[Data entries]
## START
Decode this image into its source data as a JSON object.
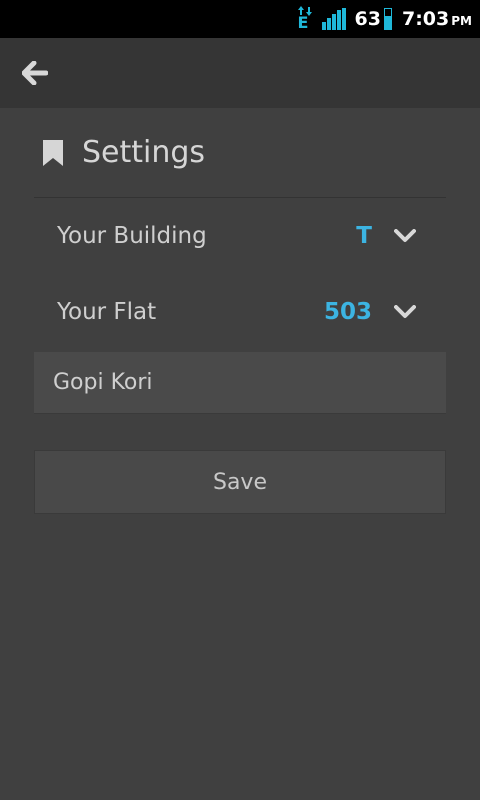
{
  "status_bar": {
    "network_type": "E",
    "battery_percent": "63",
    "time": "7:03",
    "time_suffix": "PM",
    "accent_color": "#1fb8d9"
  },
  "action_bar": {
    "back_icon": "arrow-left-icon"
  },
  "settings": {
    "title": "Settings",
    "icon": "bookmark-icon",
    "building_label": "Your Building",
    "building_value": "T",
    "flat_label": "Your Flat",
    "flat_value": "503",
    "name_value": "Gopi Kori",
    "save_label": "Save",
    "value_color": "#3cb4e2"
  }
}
## END
DIRECTIVE: Output the full set of records above without changing a word, and drop the images.

OUTPUT FOR THIS TASK:
Decode this image into its source data as a JSON object.
{
  "status_bar": {
    "network_type": "E",
    "battery_percent": "63",
    "time": "7:03",
    "time_suffix": "PM",
    "accent_color": "#1fb8d9"
  },
  "action_bar": {
    "back_icon": "arrow-left-icon"
  },
  "settings": {
    "title": "Settings",
    "icon": "bookmark-icon",
    "building_label": "Your Building",
    "building_value": "T",
    "flat_label": "Your Flat",
    "flat_value": "503",
    "name_value": "Gopi Kori",
    "save_label": "Save",
    "value_color": "#3cb4e2"
  }
}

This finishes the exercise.